# Material to process
◆ ◆ ◆ ◆

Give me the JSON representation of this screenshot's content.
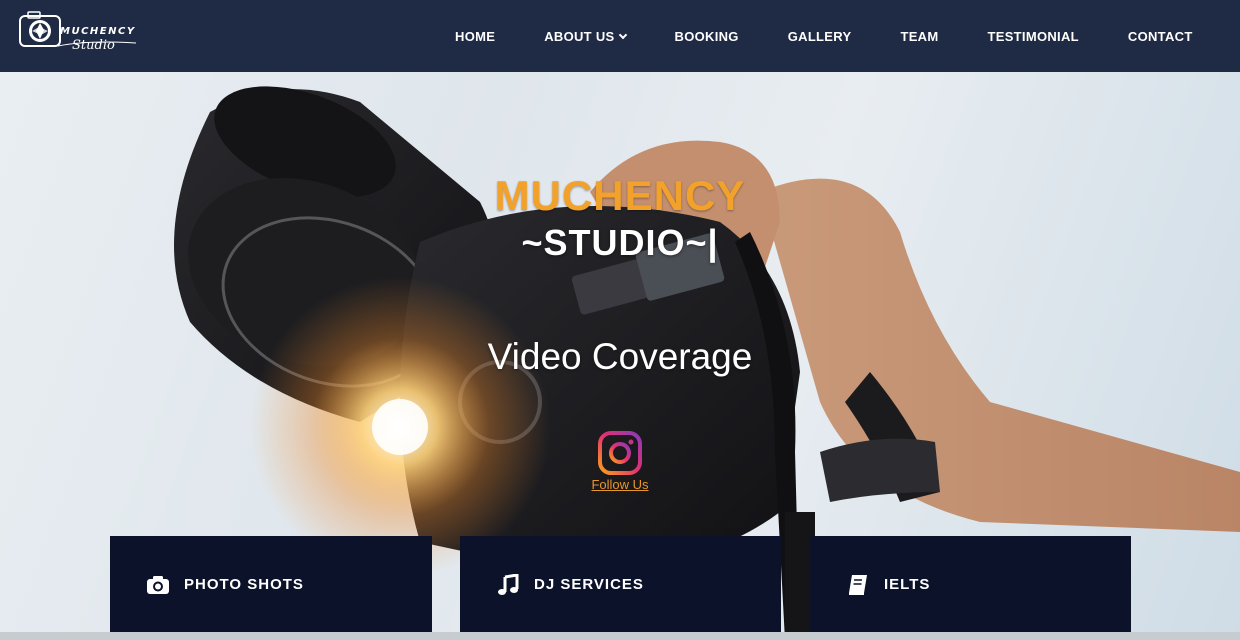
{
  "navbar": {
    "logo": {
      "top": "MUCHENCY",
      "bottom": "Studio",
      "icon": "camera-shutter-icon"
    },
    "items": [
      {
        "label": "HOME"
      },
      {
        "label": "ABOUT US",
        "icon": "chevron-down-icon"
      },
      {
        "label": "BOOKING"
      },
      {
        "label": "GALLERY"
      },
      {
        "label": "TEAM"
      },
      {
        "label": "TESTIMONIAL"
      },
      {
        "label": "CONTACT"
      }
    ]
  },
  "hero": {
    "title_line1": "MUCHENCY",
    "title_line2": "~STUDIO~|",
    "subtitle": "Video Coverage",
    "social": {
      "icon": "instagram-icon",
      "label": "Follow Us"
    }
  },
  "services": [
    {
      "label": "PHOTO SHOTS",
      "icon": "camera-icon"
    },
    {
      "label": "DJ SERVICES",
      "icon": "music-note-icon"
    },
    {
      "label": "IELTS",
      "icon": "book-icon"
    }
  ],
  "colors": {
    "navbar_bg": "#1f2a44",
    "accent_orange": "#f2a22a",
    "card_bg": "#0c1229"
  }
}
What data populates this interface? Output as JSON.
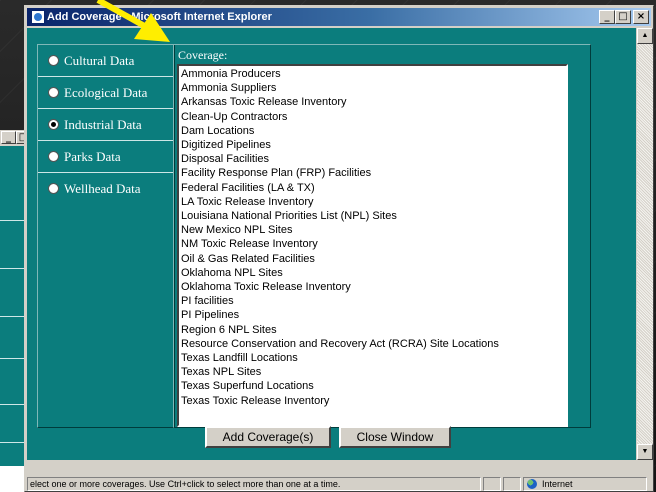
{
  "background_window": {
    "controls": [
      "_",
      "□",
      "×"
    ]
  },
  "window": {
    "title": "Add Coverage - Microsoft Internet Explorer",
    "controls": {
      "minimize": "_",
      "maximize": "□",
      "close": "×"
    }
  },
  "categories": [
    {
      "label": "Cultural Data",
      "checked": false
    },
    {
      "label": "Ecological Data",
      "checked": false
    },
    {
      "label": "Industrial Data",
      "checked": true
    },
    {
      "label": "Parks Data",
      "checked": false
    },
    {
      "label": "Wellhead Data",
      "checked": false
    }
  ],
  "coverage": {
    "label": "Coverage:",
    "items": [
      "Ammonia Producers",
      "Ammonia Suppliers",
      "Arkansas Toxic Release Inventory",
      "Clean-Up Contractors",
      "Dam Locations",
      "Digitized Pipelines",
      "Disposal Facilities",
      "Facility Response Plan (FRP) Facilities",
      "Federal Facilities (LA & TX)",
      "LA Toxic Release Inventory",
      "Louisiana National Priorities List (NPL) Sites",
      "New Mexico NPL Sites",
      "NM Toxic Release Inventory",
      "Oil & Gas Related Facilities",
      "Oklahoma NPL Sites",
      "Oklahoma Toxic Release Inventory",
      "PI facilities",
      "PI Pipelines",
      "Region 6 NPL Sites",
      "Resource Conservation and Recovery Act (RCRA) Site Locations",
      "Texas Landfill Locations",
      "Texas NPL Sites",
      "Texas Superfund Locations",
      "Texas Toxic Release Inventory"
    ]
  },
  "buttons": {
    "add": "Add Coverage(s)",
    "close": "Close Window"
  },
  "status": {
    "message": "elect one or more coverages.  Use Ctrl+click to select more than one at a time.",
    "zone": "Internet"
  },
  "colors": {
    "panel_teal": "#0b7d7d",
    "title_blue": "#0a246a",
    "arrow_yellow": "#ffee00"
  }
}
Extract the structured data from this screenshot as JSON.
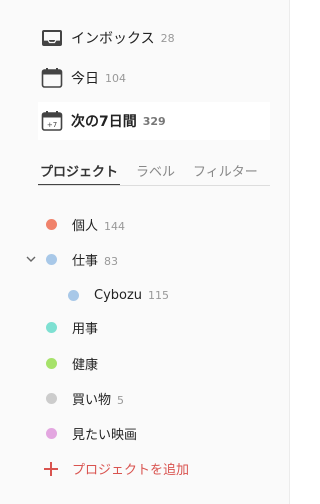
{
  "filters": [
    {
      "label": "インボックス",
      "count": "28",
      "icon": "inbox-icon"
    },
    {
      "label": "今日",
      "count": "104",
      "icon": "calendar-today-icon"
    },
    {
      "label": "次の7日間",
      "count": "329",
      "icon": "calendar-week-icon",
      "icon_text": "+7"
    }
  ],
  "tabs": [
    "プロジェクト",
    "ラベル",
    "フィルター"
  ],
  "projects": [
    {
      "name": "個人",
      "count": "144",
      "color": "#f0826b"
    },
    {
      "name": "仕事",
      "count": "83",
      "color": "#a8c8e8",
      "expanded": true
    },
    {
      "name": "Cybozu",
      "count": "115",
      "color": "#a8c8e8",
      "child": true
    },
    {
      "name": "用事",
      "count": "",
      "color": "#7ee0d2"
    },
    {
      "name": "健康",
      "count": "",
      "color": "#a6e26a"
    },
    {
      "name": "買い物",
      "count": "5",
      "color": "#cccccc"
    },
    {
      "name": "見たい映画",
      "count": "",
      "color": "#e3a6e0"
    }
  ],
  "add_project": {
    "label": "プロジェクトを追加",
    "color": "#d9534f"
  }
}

◆ ◆ ◆ ◆

Give all the lines above again, character for character, without pictures.

# Completed task
Give me the JSON representation of this screenshot's content.
{
  "navbar": {
    "logo": {
      "top": "MUCHENCY",
      "bottom": "Studio",
      "icon": "camera-shutter-icon"
    },
    "items": [
      {
        "label": "HOME"
      },
      {
        "label": "ABOUT US",
        "icon": "chevron-down-icon"
      },
      {
        "label": "BOOKING"
      },
      {
        "label": "GALLERY"
      },
      {
        "label": "TEAM"
      },
      {
        "label": "TESTIMONIAL"
      },
      {
        "label": "CONTACT"
      }
    ]
  },
  "hero": {
    "title_line1": "MUCHENCY",
    "title_line2": "~STUDIO~|",
    "subtitle": "Video Coverage",
    "social": {
      "icon": "instagram-icon",
      "label": "Follow Us"
    }
  },
  "services": [
    {
      "label": "PHOTO SHOTS",
      "icon": "camera-icon"
    },
    {
      "label": "DJ SERVICES",
      "icon": "music-note-icon"
    },
    {
      "label": "IELTS",
      "icon": "book-icon"
    }
  ],
  "colors": {
    "navbar_bg": "#1f2a44",
    "accent_orange": "#f2a22a",
    "card_bg": "#0c1229"
  }
}
What data populates this interface? Output as JSON.
{
  "background_window": {
    "controls": [
      "_",
      "□",
      "×"
    ]
  },
  "window": {
    "title": "Add Coverage - Microsoft Internet Explorer",
    "controls": {
      "minimize": "_",
      "maximize": "□",
      "close": "×"
    }
  },
  "categories": [
    {
      "label": "Cultural Data",
      "checked": false
    },
    {
      "label": "Ecological Data",
      "checked": false
    },
    {
      "label": "Industrial Data",
      "checked": true
    },
    {
      "label": "Parks Data",
      "checked": false
    },
    {
      "label": "Wellhead Data",
      "checked": false
    }
  ],
  "coverage": {
    "label": "Coverage:",
    "items": [
      "Ammonia Producers",
      "Ammonia Suppliers",
      "Arkansas Toxic Release Inventory",
      "Clean-Up Contractors",
      "Dam Locations",
      "Digitized Pipelines",
      "Disposal Facilities",
      "Facility Response Plan (FRP) Facilities",
      "Federal Facilities (LA & TX)",
      "LA Toxic Release Inventory",
      "Louisiana National Priorities List (NPL) Sites",
      "New Mexico NPL Sites",
      "NM Toxic Release Inventory",
      "Oil & Gas Related Facilities",
      "Oklahoma NPL Sites",
      "Oklahoma Toxic Release Inventory",
      "PI facilities",
      "PI Pipelines",
      "Region 6 NPL Sites",
      "Resource Conservation and Recovery Act (RCRA) Site Locations",
      "Texas Landfill Locations",
      "Texas NPL Sites",
      "Texas Superfund Locations",
      "Texas Toxic Release Inventory"
    ]
  },
  "buttons": {
    "add": "Add Coverage(s)",
    "close": "Close Window"
  },
  "status": {
    "message": "elect one or more coverages.  Use Ctrl+click to select more than one at a time.",
    "zone": "Internet"
  },
  "colors": {
    "panel_teal": "#0b7d7d",
    "title_blue": "#0a246a",
    "arrow_yellow": "#ffee00"
  }
}
Extract the structured data from this screenshot as JSON.
{
  "filters": [
    {
      "label": "インボックス",
      "count": "28",
      "icon": "inbox-icon"
    },
    {
      "label": "今日",
      "count": "104",
      "icon": "calendar-today-icon"
    },
    {
      "label": "次の7日間",
      "count": "329",
      "icon": "calendar-week-icon",
      "icon_text": "+7"
    }
  ],
  "tabs": [
    "プロジェクト",
    "ラベル",
    "フィルター"
  ],
  "projects": [
    {
      "name": "個人",
      "count": "144",
      "color": "#f0826b"
    },
    {
      "name": "仕事",
      "count": "83",
      "color": "#a8c8e8",
      "expanded": true
    },
    {
      "name": "Cybozu",
      "count": "115",
      "color": "#a8c8e8",
      "child": true
    },
    {
      "name": "用事",
      "count": "",
      "color": "#7ee0d2"
    },
    {
      "name": "健康",
      "count": "",
      "color": "#a6e26a"
    },
    {
      "name": "買い物",
      "count": "5",
      "color": "#cccccc"
    },
    {
      "name": "見たい映画",
      "count": "",
      "color": "#e3a6e0"
    }
  ],
  "add_project": {
    "label": "プロジェクトを追加",
    "color": "#d9534f"
  }
}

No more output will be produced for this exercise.